--- START OF INFORMATION SHOWN ---
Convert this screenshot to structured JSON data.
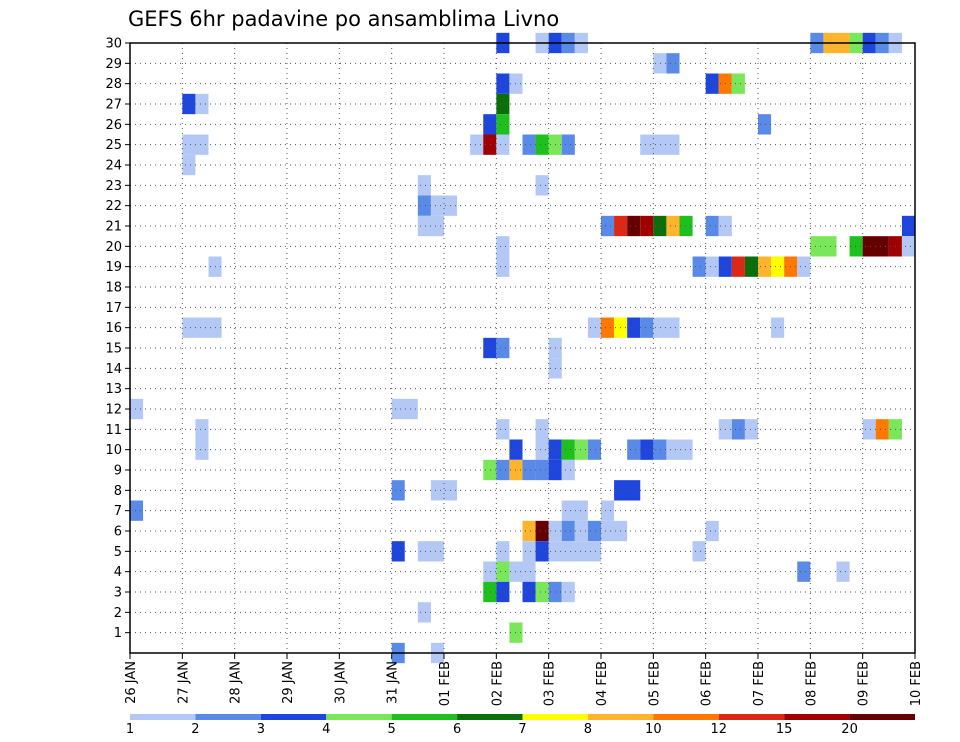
{
  "chart_data": {
    "type": "heatmap",
    "title": "GEFS 6hr padavine po ansamblima Livno",
    "xlabel": "",
    "ylabel": "",
    "x_tick_labels": [
      "26 JAN",
      "27 JAN",
      "28 JAN",
      "29 JAN",
      "30 JAN",
      "31 JAN",
      "01 FEB",
      "02 FEB",
      "03 FEB",
      "04 FEB",
      "05 FEB",
      "06 FEB",
      "07 FEB",
      "08 FEB",
      "09 FEB",
      "10 FEB"
    ],
    "y_tick_labels": [
      "1",
      "2",
      "3",
      "4",
      "5",
      "6",
      "7",
      "8",
      "9",
      "10",
      "11",
      "12",
      "13",
      "14",
      "15",
      "16",
      "17",
      "18",
      "19",
      "20",
      "21",
      "22",
      "23",
      "24",
      "25",
      "26",
      "27",
      "28",
      "29",
      "30"
    ],
    "x_range_days": [
      0,
      15
    ],
    "y_range": [
      0,
      30
    ],
    "grid": true,
    "colorbar": {
      "labels": [
        "1",
        "2",
        "3",
        "4",
        "5",
        "6",
        "7",
        "8",
        "10",
        "12",
        "15",
        "20"
      ],
      "colors": [
        "#b4c8f5",
        "#5a8ae8",
        "#1e46dc",
        "#7ae65a",
        "#1ec01e",
        "#0a6e0a",
        "#ffff00",
        "#ffb42d",
        "#ff7800",
        "#dc2814",
        "#a00000",
        "#640000"
      ]
    },
    "cells": [
      {
        "member": 30,
        "x": [
          7.0,
          7.25
        ],
        "class": 3
      },
      {
        "member": 30,
        "x": [
          7.75,
          8.0
        ],
        "class": 1
      },
      {
        "member": 30,
        "x": [
          8.0,
          8.25
        ],
        "class": 3
      },
      {
        "member": 30,
        "x": [
          8.25,
          8.5
        ],
        "class": 2
      },
      {
        "member": 30,
        "x": [
          8.5,
          8.75
        ],
        "class": 1
      },
      {
        "member": 30,
        "x": [
          13.0,
          13.25
        ],
        "class": 2
      },
      {
        "member": 30,
        "x": [
          13.25,
          13.75
        ],
        "class": 8
      },
      {
        "member": 30,
        "x": [
          13.75,
          14.0
        ],
        "class": 4
      },
      {
        "member": 30,
        "x": [
          14.0,
          14.25
        ],
        "class": 3
      },
      {
        "member": 30,
        "x": [
          14.25,
          14.5
        ],
        "class": 2
      },
      {
        "member": 30,
        "x": [
          14.5,
          14.75
        ],
        "class": 1
      },
      {
        "member": 29,
        "x": [
          10.0,
          10.25
        ],
        "class": 1
      },
      {
        "member": 29,
        "x": [
          10.25,
          10.5
        ],
        "class": 2
      },
      {
        "member": 28,
        "x": [
          7.0,
          7.25
        ],
        "class": 3
      },
      {
        "member": 28,
        "x": [
          7.25,
          7.5
        ],
        "class": 1
      },
      {
        "member": 28,
        "x": [
          11.0,
          11.25
        ],
        "class": 3
      },
      {
        "member": 28,
        "x": [
          11.25,
          11.5
        ],
        "class": 9
      },
      {
        "member": 28,
        "x": [
          11.5,
          11.75
        ],
        "class": 4
      },
      {
        "member": 27,
        "x": [
          1.0,
          1.25
        ],
        "class": 3
      },
      {
        "member": 27,
        "x": [
          1.25,
          1.5
        ],
        "class": 1
      },
      {
        "member": 27,
        "x": [
          7.0,
          7.25
        ],
        "class": 6
      },
      {
        "member": 26,
        "x": [
          6.75,
          7.0
        ],
        "class": 3
      },
      {
        "member": 26,
        "x": [
          7.0,
          7.25
        ],
        "class": 5
      },
      {
        "member": 26,
        "x": [
          12.0,
          12.25
        ],
        "class": 2
      },
      {
        "member": 25,
        "x": [
          1.0,
          1.5
        ],
        "class": 1
      },
      {
        "member": 25,
        "x": [
          6.5,
          6.75
        ],
        "class": 1
      },
      {
        "member": 25,
        "x": [
          6.75,
          7.0
        ],
        "class": 11
      },
      {
        "member": 25,
        "x": [
          7.0,
          7.25
        ],
        "class": 1
      },
      {
        "member": 25,
        "x": [
          7.5,
          7.75
        ],
        "class": 2
      },
      {
        "member": 25,
        "x": [
          7.75,
          8.0
        ],
        "class": 5
      },
      {
        "member": 25,
        "x": [
          8.0,
          8.25
        ],
        "class": 4
      },
      {
        "member": 25,
        "x": [
          8.25,
          8.5
        ],
        "class": 2
      },
      {
        "member": 25,
        "x": [
          9.75,
          10.5
        ],
        "class": 1
      },
      {
        "member": 24,
        "x": [
          1.0,
          1.25
        ],
        "class": 1
      },
      {
        "member": 23,
        "x": [
          5.5,
          5.75
        ],
        "class": 1
      },
      {
        "member": 23,
        "x": [
          7.75,
          8.0
        ],
        "class": 1
      },
      {
        "member": 22,
        "x": [
          5.5,
          5.75
        ],
        "class": 2
      },
      {
        "member": 22,
        "x": [
          5.75,
          6.25
        ],
        "class": 1
      },
      {
        "member": 21,
        "x": [
          5.5,
          6.0
        ],
        "class": 1
      },
      {
        "member": 21,
        "x": [
          9.0,
          9.25
        ],
        "class": 2
      },
      {
        "member": 21,
        "x": [
          9.25,
          9.5
        ],
        "class": 10
      },
      {
        "member": 21,
        "x": [
          9.5,
          9.75
        ],
        "class": 12
      },
      {
        "member": 21,
        "x": [
          9.75,
          10.0
        ],
        "class": 11
      },
      {
        "member": 21,
        "x": [
          10.0,
          10.25
        ],
        "class": 6
      },
      {
        "member": 21,
        "x": [
          10.25,
          10.5
        ],
        "class": 8
      },
      {
        "member": 21,
        "x": [
          10.5,
          10.75
        ],
        "class": 5
      },
      {
        "member": 21,
        "x": [
          11.0,
          11.25
        ],
        "class": 2
      },
      {
        "member": 21,
        "x": [
          11.25,
          11.5
        ],
        "class": 1
      },
      {
        "member": 21,
        "x": [
          14.75,
          15.0
        ],
        "class": 3
      },
      {
        "member": 20,
        "x": [
          7.0,
          7.25
        ],
        "class": 1
      },
      {
        "member": 20,
        "x": [
          13.0,
          13.5
        ],
        "class": 4
      },
      {
        "member": 20,
        "x": [
          13.75,
          14.0
        ],
        "class": 5
      },
      {
        "member": 20,
        "x": [
          14.0,
          14.5
        ],
        "class": 12
      },
      {
        "member": 20,
        "x": [
          14.5,
          14.75
        ],
        "class": 11
      },
      {
        "member": 20,
        "x": [
          14.75,
          15.0
        ],
        "class": 1
      },
      {
        "member": 19,
        "x": [
          1.5,
          1.75
        ],
        "class": 1
      },
      {
        "member": 19,
        "x": [
          7.0,
          7.25
        ],
        "class": 1
      },
      {
        "member": 19,
        "x": [
          10.75,
          11.0
        ],
        "class": 2
      },
      {
        "member": 19,
        "x": [
          11.0,
          11.25
        ],
        "class": 1
      },
      {
        "member": 19,
        "x": [
          11.25,
          11.5
        ],
        "class": 3
      },
      {
        "member": 19,
        "x": [
          11.5,
          11.75
        ],
        "class": 10
      },
      {
        "member": 19,
        "x": [
          11.75,
          12.0
        ],
        "class": 6
      },
      {
        "member": 19,
        "x": [
          12.0,
          12.25
        ],
        "class": 8
      },
      {
        "member": 19,
        "x": [
          12.25,
          12.5
        ],
        "class": 7
      },
      {
        "member": 19,
        "x": [
          12.5,
          12.75
        ],
        "class": 9
      },
      {
        "member": 19,
        "x": [
          12.75,
          13.0
        ],
        "class": 1
      },
      {
        "member": 16,
        "x": [
          1.0,
          1.75
        ],
        "class": 1
      },
      {
        "member": 16,
        "x": [
          8.75,
          9.0
        ],
        "class": 1
      },
      {
        "member": 16,
        "x": [
          9.0,
          9.25
        ],
        "class": 9
      },
      {
        "member": 16,
        "x": [
          9.25,
          9.5
        ],
        "class": 7
      },
      {
        "member": 16,
        "x": [
          9.5,
          9.75
        ],
        "class": 3
      },
      {
        "member": 16,
        "x": [
          9.75,
          10.0
        ],
        "class": 2
      },
      {
        "member": 16,
        "x": [
          10.0,
          10.5
        ],
        "class": 1
      },
      {
        "member": 16,
        "x": [
          12.25,
          12.5
        ],
        "class": 1
      },
      {
        "member": 15,
        "x": [
          6.75,
          7.0
        ],
        "class": 3
      },
      {
        "member": 15,
        "x": [
          7.0,
          7.25
        ],
        "class": 2
      },
      {
        "member": 15,
        "x": [
          8.0,
          8.25
        ],
        "class": 1
      },
      {
        "member": 14,
        "x": [
          8.0,
          8.25
        ],
        "class": 1
      },
      {
        "member": 12,
        "x": [
          0.0,
          0.25
        ],
        "class": 1
      },
      {
        "member": 12,
        "x": [
          5.0,
          5.5
        ],
        "class": 1
      },
      {
        "member": 11,
        "x": [
          1.25,
          1.5
        ],
        "class": 1
      },
      {
        "member": 11,
        "x": [
          7.0,
          7.25
        ],
        "class": 1
      },
      {
        "member": 11,
        "x": [
          7.75,
          8.0
        ],
        "class": 1
      },
      {
        "member": 11,
        "x": [
          11.25,
          11.5
        ],
        "class": 1
      },
      {
        "member": 11,
        "x": [
          11.5,
          11.75
        ],
        "class": 2
      },
      {
        "member": 11,
        "x": [
          11.75,
          12.0
        ],
        "class": 1
      },
      {
        "member": 11,
        "x": [
          14.0,
          14.25
        ],
        "class": 1
      },
      {
        "member": 11,
        "x": [
          14.25,
          14.5
        ],
        "class": 9
      },
      {
        "member": 11,
        "x": [
          14.5,
          14.75
        ],
        "class": 4
      },
      {
        "member": 10,
        "x": [
          1.25,
          1.5
        ],
        "class": 1
      },
      {
        "member": 10,
        "x": [
          7.25,
          7.5
        ],
        "class": 3
      },
      {
        "member": 10,
        "x": [
          7.75,
          8.0
        ],
        "class": 1
      },
      {
        "member": 10,
        "x": [
          8.0,
          8.25
        ],
        "class": 3
      },
      {
        "member": 10,
        "x": [
          8.25,
          8.5
        ],
        "class": 5
      },
      {
        "member": 10,
        "x": [
          8.5,
          8.75
        ],
        "class": 4
      },
      {
        "member": 10,
        "x": [
          8.75,
          9.0
        ],
        "class": 2
      },
      {
        "member": 10,
        "x": [
          9.5,
          9.75
        ],
        "class": 2
      },
      {
        "member": 10,
        "x": [
          9.75,
          10.0
        ],
        "class": 3
      },
      {
        "member": 10,
        "x": [
          10.0,
          10.25
        ],
        "class": 2
      },
      {
        "member": 10,
        "x": [
          10.25,
          10.75
        ],
        "class": 1
      },
      {
        "member": 9,
        "x": [
          6.75,
          7.0
        ],
        "class": 4
      },
      {
        "member": 9,
        "x": [
          7.0,
          7.25
        ],
        "class": 2
      },
      {
        "member": 9,
        "x": [
          7.25,
          7.5
        ],
        "class": 8
      },
      {
        "member": 9,
        "x": [
          7.5,
          7.75
        ],
        "class": 2
      },
      {
        "member": 9,
        "x": [
          7.75,
          8.0
        ],
        "class": 2
      },
      {
        "member": 9,
        "x": [
          8.0,
          8.25
        ],
        "class": 3
      },
      {
        "member": 9,
        "x": [
          8.25,
          8.5
        ],
        "class": 1
      },
      {
        "member": 8,
        "x": [
          5.0,
          5.25
        ],
        "class": 2
      },
      {
        "member": 8,
        "x": [
          5.75,
          6.25
        ],
        "class": 1
      },
      {
        "member": 8,
        "x": [
          9.25,
          9.75
        ],
        "class": 3
      },
      {
        "member": 7,
        "x": [
          0.0,
          0.25
        ],
        "class": 2
      },
      {
        "member": 7,
        "x": [
          8.25,
          8.75
        ],
        "class": 1
      },
      {
        "member": 7,
        "x": [
          9.0,
          9.25
        ],
        "class": 1
      },
      {
        "member": 6,
        "x": [
          7.5,
          7.75
        ],
        "class": 8
      },
      {
        "member": 6,
        "x": [
          7.75,
          8.0
        ],
        "class": 12
      },
      {
        "member": 6,
        "x": [
          8.0,
          8.25
        ],
        "class": 1
      },
      {
        "member": 6,
        "x": [
          8.25,
          8.5
        ],
        "class": 2
      },
      {
        "member": 6,
        "x": [
          8.5,
          8.75
        ],
        "class": 1
      },
      {
        "member": 6,
        "x": [
          8.75,
          9.0
        ],
        "class": 2
      },
      {
        "member": 6,
        "x": [
          9.0,
          9.5
        ],
        "class": 1
      },
      {
        "member": 6,
        "x": [
          11.0,
          11.25
        ],
        "class": 1
      },
      {
        "member": 5,
        "x": [
          5.0,
          5.25
        ],
        "class": 3
      },
      {
        "member": 5,
        "x": [
          5.5,
          6.0
        ],
        "class": 1
      },
      {
        "member": 5,
        "x": [
          7.0,
          7.25
        ],
        "class": 1
      },
      {
        "member": 5,
        "x": [
          7.5,
          7.75
        ],
        "class": 1
      },
      {
        "member": 5,
        "x": [
          7.75,
          8.0
        ],
        "class": 3
      },
      {
        "member": 5,
        "x": [
          8.0,
          9.0
        ],
        "class": 1
      },
      {
        "member": 5,
        "x": [
          10.75,
          11.0
        ],
        "class": 1
      },
      {
        "member": 4,
        "x": [
          6.75,
          7.0
        ],
        "class": 1
      },
      {
        "member": 4,
        "x": [
          7.0,
          7.25
        ],
        "class": 4
      },
      {
        "member": 4,
        "x": [
          7.25,
          7.75
        ],
        "class": 1
      },
      {
        "member": 4,
        "x": [
          12.75,
          13.0
        ],
        "class": 2
      },
      {
        "member": 4,
        "x": [
          13.5,
          13.75
        ],
        "class": 1
      },
      {
        "member": 3,
        "x": [
          6.75,
          7.0
        ],
        "class": 5
      },
      {
        "member": 3,
        "x": [
          7.0,
          7.25
        ],
        "class": 3
      },
      {
        "member": 3,
        "x": [
          7.5,
          7.75
        ],
        "class": 3
      },
      {
        "member": 3,
        "x": [
          7.75,
          8.0
        ],
        "class": 4
      },
      {
        "member": 3,
        "x": [
          8.0,
          8.25
        ],
        "class": 2
      },
      {
        "member": 3,
        "x": [
          8.25,
          8.5
        ],
        "class": 1
      },
      {
        "member": 2,
        "x": [
          5.5,
          5.75
        ],
        "class": 1
      },
      {
        "member": 1,
        "x": [
          7.25,
          7.5
        ],
        "class": 4
      },
      {
        "member": 0,
        "x": [
          5.0,
          5.25
        ],
        "class": 2
      },
      {
        "member": 0,
        "x": [
          5.75,
          6.0
        ],
        "class": 1
      }
    ]
  }
}
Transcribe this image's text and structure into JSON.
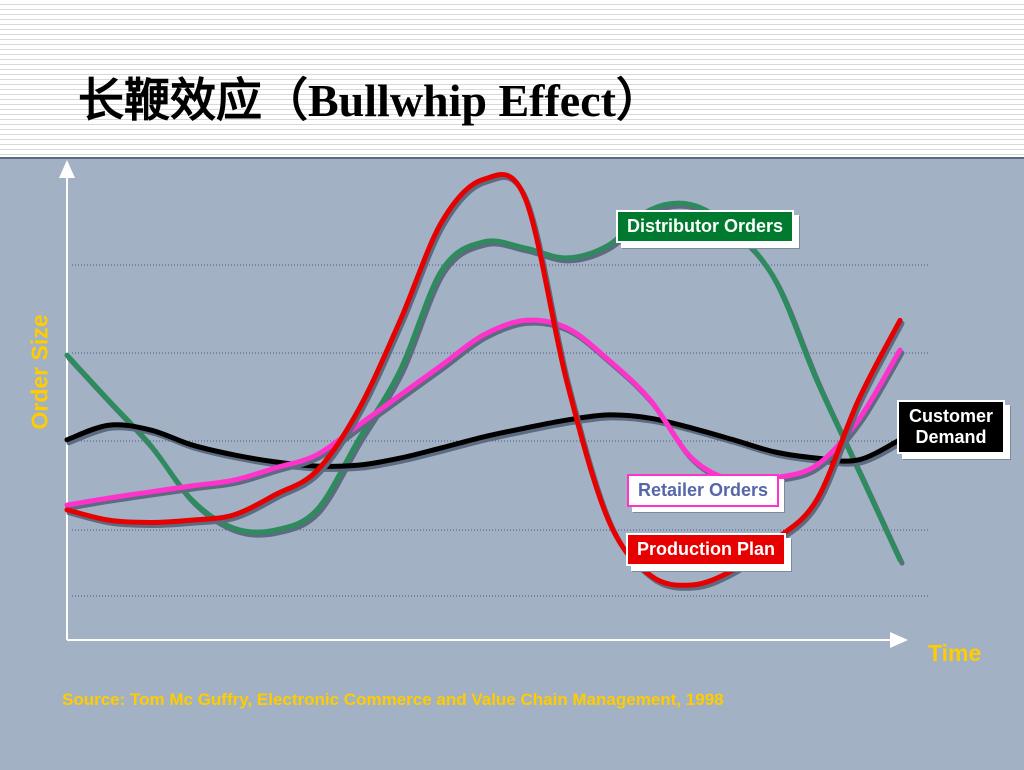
{
  "chart_data": {
    "type": "line",
    "title": "长鞭效应（Bullwhip Effect）",
    "y_label": "Order Size",
    "x_label": "Time",
    "source": "Source: Tom Mc Guffry, Electronic Commerce and Value Chain Management, 1998",
    "xlim": [
      0,
      100
    ],
    "ylim": [
      0,
      100
    ],
    "x": [
      0,
      5,
      10,
      15,
      20,
      25,
      30,
      35,
      40,
      45,
      50,
      55,
      60,
      65,
      70,
      75,
      80,
      85,
      90,
      95,
      100
    ],
    "series": [
      {
        "name": "Distributor Orders",
        "color": "#2e8b5e",
        "values": [
          60.6,
          51,
          41.5,
          29.8,
          23.8,
          23.4,
          27.7,
          42.6,
          57.4,
          78.7,
          84.7,
          83.4,
          81.3,
          84,
          91.5,
          92.6,
          87.2,
          76.6,
          55.3,
          36.2,
          17
        ]
      },
      {
        "name": "Customer Demand",
        "color": "#000000",
        "values": [
          42.6,
          45.7,
          44.7,
          41.5,
          39.4,
          37.9,
          37,
          37.2,
          38.7,
          40.9,
          43.2,
          45.1,
          46.8,
          47.9,
          47.2,
          45.1,
          42.6,
          40,
          38.7,
          38.3,
          42.6
        ]
      },
      {
        "name": "Retailer Orders",
        "color": "#ff33cc",
        "values": [
          28.7,
          30.2,
          31.5,
          32.8,
          34,
          36.6,
          39.4,
          45.7,
          52.1,
          58.5,
          64.9,
          68,
          66.4,
          59.6,
          51.1,
          38.7,
          34,
          34.5,
          37.2,
          46.8,
          61.7
        ]
      },
      {
        "name": "Production Plan",
        "color": "#e60000",
        "values": [
          27.7,
          25.5,
          25,
          25.5,
          26.6,
          30.9,
          36,
          49,
          68,
          89,
          98,
          94,
          55,
          25.5,
          13.8,
          11.7,
          14.9,
          21.3,
          29.8,
          51,
          68
        ]
      }
    ]
  }
}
--- END OF INFORMATION SHOWN ---
REQUIRED TASK: Extract all lines from the material above that include the word "title".

THE RESULT:
    "title": "GEFS 6hr padavine po ansamblima Livno",
    "title": "长鞭效应（Bullwhip Effect）",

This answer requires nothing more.